[start]

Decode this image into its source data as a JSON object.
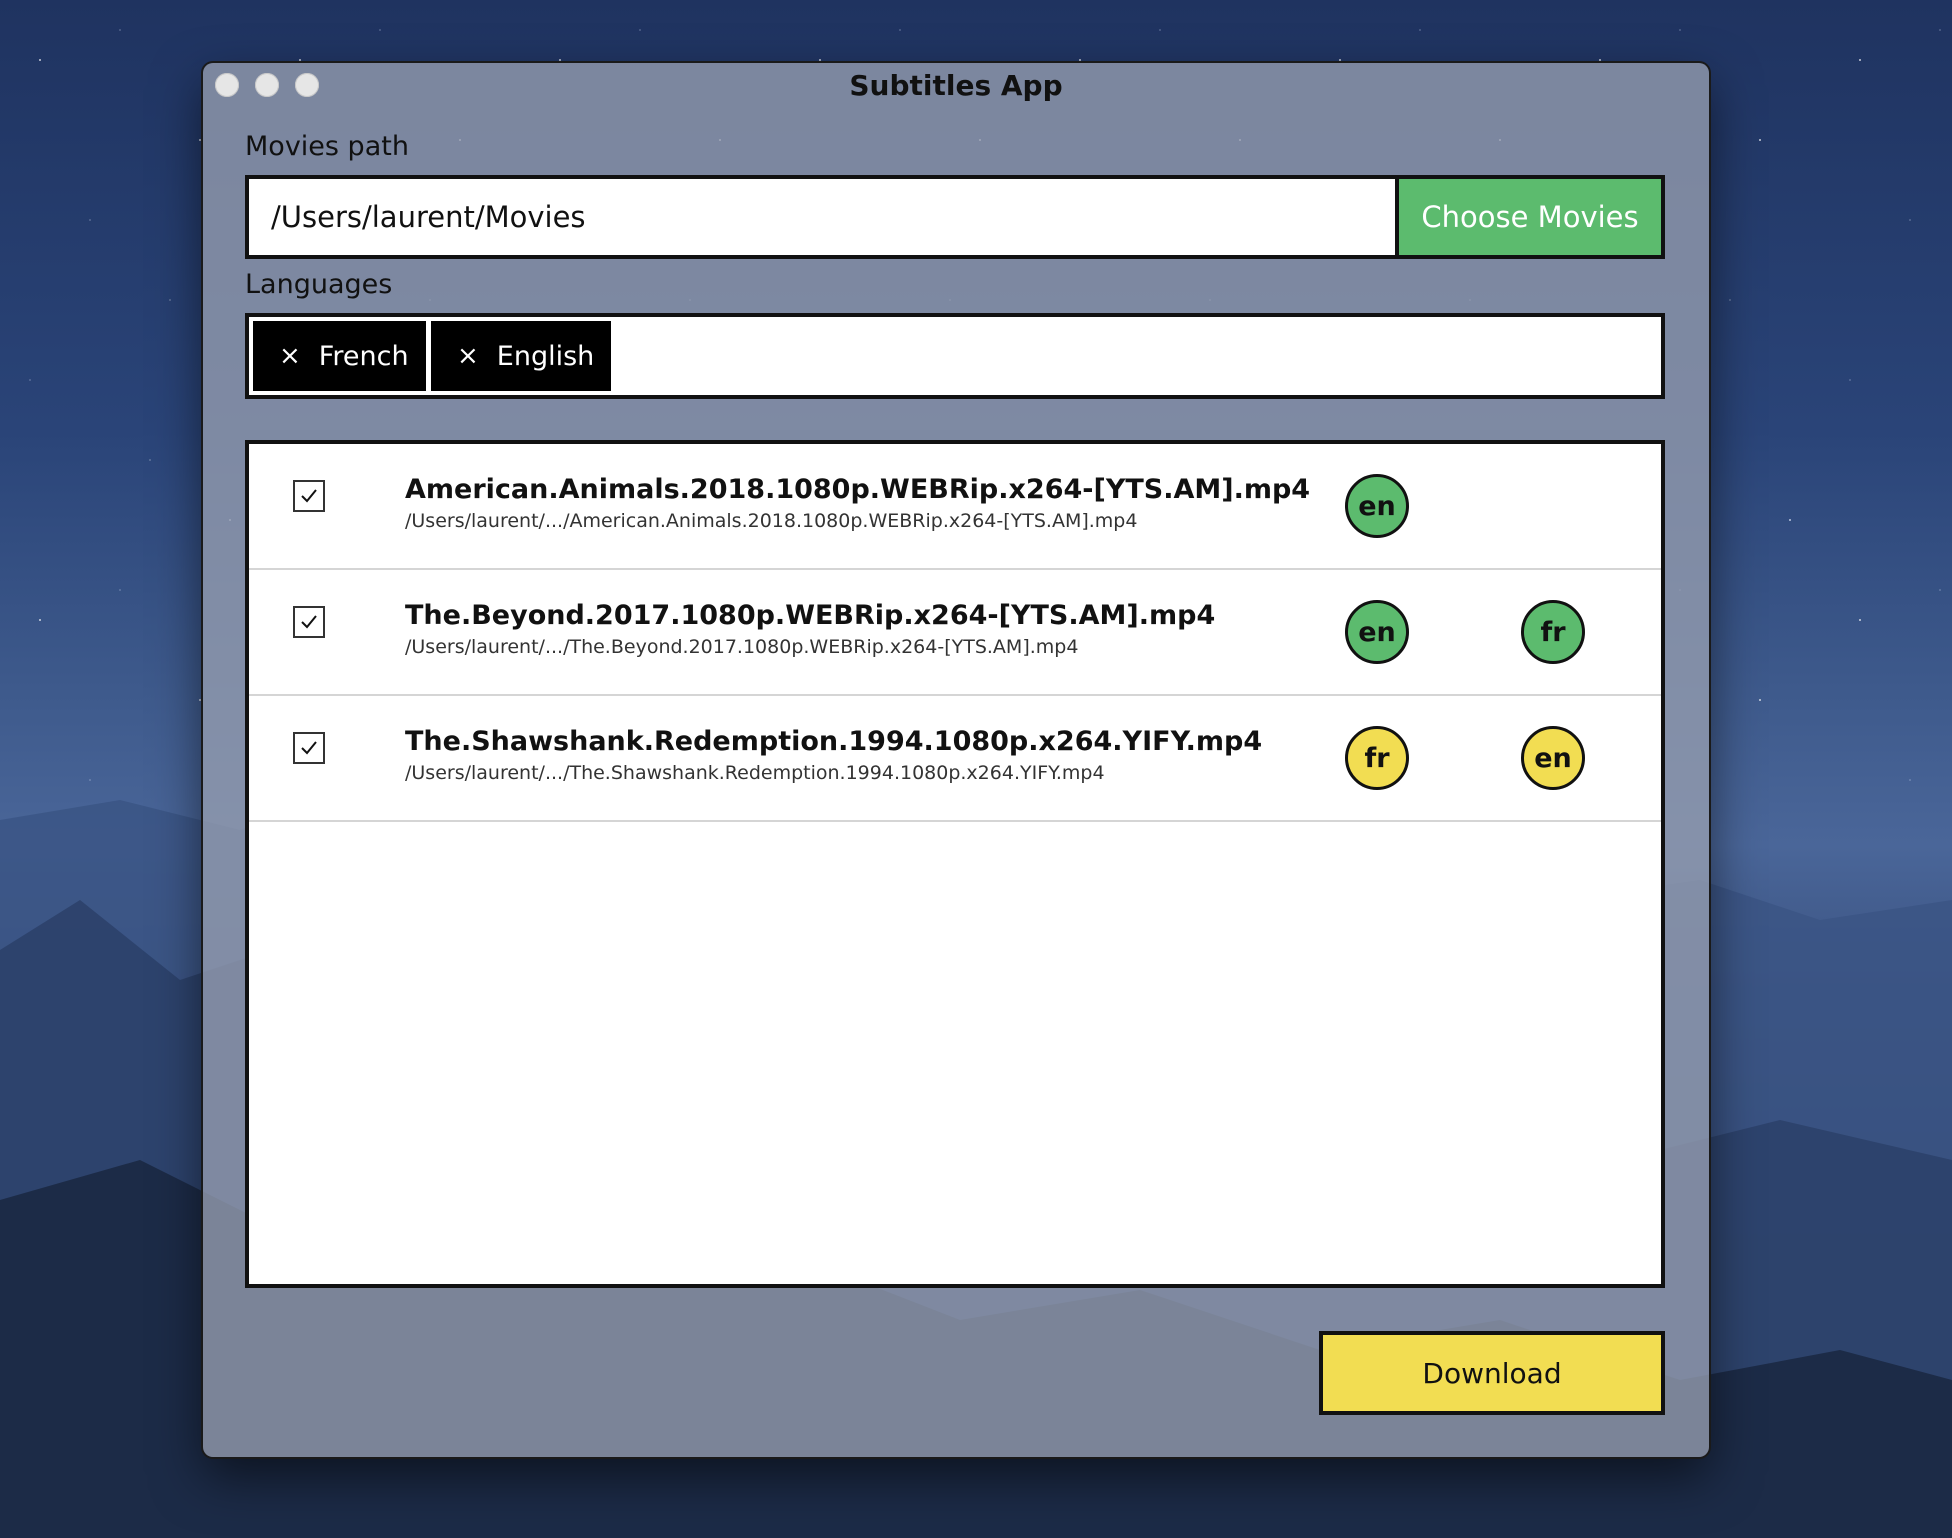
{
  "window": {
    "title": "Subtitles App"
  },
  "movies_path": {
    "label": "Movies path",
    "value": "/Users/laurent/Movies",
    "button_label": "Choose Movies"
  },
  "languages": {
    "label": "Languages",
    "tags": [
      {
        "remove_icon": "×",
        "label": "French"
      },
      {
        "remove_icon": "×",
        "label": "English"
      }
    ]
  },
  "movies": [
    {
      "checked": true,
      "name": "American.Animals.2018.1080p.WEBRip.x264-[YTS.AM].mp4",
      "path": "/Users/laurent/.../American.Animals.2018.1080p.WEBRip.x264-[YTS.AM].mp4",
      "subtitles": [
        {
          "code": "en",
          "status": "green"
        }
      ]
    },
    {
      "checked": true,
      "name": "The.Beyond.2017.1080p.WEBRip.x264-[YTS.AM].mp4",
      "path": "/Users/laurent/.../The.Beyond.2017.1080p.WEBRip.x264-[YTS.AM].mp4",
      "subtitles": [
        {
          "code": "en",
          "status": "green"
        },
        {
          "code": "fr",
          "status": "green"
        }
      ]
    },
    {
      "checked": true,
      "name": "The.Shawshank.Redemption.1994.1080p.x264.YIFY.mp4",
      "path": "/Users/laurent/.../The.Shawshank.Redemption.1994.1080p.x264.YIFY.mp4",
      "subtitles": [
        {
          "code": "fr",
          "status": "yellow"
        },
        {
          "code": "en",
          "status": "yellow"
        }
      ]
    }
  ],
  "actions": {
    "download_label": "Download"
  },
  "colors": {
    "green": "#5cbb6e",
    "yellow": "#f2dd52",
    "tag_bg": "#000000"
  }
}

[end]

» **AIM OF THE TASK**: Write out the full listing verbatim, excluding its pictures.

» **THE ANSWER**:
Decode this image into its source data as a JSON object.
{
  "window": {
    "title": "Subtitles App"
  },
  "movies_path": {
    "label": "Movies path",
    "value": "/Users/laurent/Movies",
    "button_label": "Choose Movies"
  },
  "languages": {
    "label": "Languages",
    "tags": [
      {
        "remove_icon": "×",
        "label": "French"
      },
      {
        "remove_icon": "×",
        "label": "English"
      }
    ]
  },
  "movies": [
    {
      "checked": true,
      "name": "American.Animals.2018.1080p.WEBRip.x264-[YTS.AM].mp4",
      "path": "/Users/laurent/.../American.Animals.2018.1080p.WEBRip.x264-[YTS.AM].mp4",
      "subtitles": [
        {
          "code": "en",
          "status": "green"
        }
      ]
    },
    {
      "checked": true,
      "name": "The.Beyond.2017.1080p.WEBRip.x264-[YTS.AM].mp4",
      "path": "/Users/laurent/.../The.Beyond.2017.1080p.WEBRip.x264-[YTS.AM].mp4",
      "subtitles": [
        {
          "code": "en",
          "status": "green"
        },
        {
          "code": "fr",
          "status": "green"
        }
      ]
    },
    {
      "checked": true,
      "name": "The.Shawshank.Redemption.1994.1080p.x264.YIFY.mp4",
      "path": "/Users/laurent/.../The.Shawshank.Redemption.1994.1080p.x264.YIFY.mp4",
      "subtitles": [
        {
          "code": "fr",
          "status": "yellow"
        },
        {
          "code": "en",
          "status": "yellow"
        }
      ]
    }
  ],
  "actions": {
    "download_label": "Download"
  },
  "colors": {
    "green": "#5cbb6e",
    "yellow": "#f2dd52",
    "tag_bg": "#000000"
  }
}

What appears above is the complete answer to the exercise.